■ TASK INSTRUCTIONS
Track down each line that has the word "Scheduled" and copy it.

■ RECORDS SUPPLIED
----

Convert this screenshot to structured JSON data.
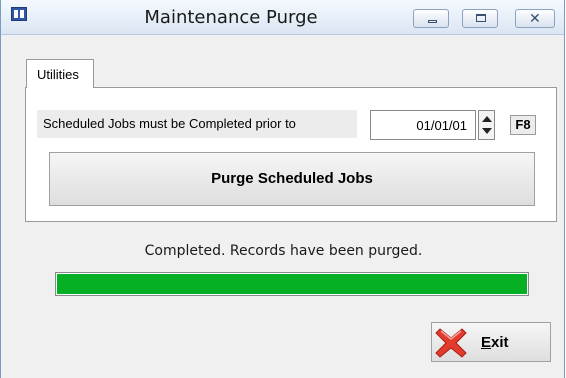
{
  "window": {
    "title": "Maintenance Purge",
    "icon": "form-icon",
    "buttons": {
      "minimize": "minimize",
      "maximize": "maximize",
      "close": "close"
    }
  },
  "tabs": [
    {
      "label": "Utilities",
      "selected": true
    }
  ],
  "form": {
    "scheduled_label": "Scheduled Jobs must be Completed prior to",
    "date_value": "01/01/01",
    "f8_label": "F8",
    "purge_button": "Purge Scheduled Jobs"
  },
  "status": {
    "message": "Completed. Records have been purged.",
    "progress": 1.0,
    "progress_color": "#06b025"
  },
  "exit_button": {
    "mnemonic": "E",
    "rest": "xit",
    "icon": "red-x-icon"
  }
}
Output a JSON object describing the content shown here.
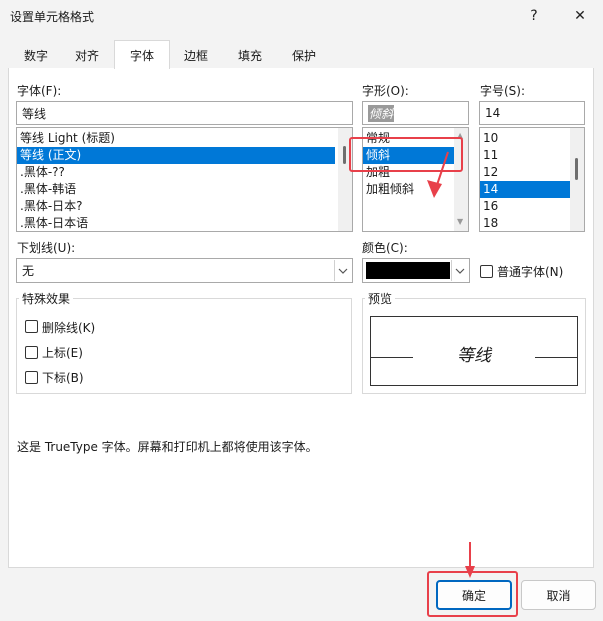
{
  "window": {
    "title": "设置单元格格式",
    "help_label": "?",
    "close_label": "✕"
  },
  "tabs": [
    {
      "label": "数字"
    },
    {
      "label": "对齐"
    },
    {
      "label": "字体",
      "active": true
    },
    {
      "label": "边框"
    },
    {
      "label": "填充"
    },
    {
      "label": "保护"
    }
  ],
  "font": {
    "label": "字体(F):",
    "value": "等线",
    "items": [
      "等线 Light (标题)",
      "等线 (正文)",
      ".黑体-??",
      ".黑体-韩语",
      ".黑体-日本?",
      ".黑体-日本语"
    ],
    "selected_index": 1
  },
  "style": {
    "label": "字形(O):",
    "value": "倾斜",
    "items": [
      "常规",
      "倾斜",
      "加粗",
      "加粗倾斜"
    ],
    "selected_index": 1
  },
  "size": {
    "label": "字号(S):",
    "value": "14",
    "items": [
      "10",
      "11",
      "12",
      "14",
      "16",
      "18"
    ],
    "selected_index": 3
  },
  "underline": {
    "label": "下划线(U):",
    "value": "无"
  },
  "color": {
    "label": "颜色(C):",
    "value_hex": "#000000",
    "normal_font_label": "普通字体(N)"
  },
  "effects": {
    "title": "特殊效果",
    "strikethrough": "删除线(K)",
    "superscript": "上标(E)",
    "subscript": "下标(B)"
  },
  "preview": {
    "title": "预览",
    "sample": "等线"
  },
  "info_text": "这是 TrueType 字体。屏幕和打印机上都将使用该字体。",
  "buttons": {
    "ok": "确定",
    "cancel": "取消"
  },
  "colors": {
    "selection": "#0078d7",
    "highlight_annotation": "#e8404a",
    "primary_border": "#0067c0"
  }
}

----

■ RIGHT ANSWER
    "scheduled_label": "Scheduled Jobs must be Completed prior to",
    "purge_button": "Purge Scheduled Jobs"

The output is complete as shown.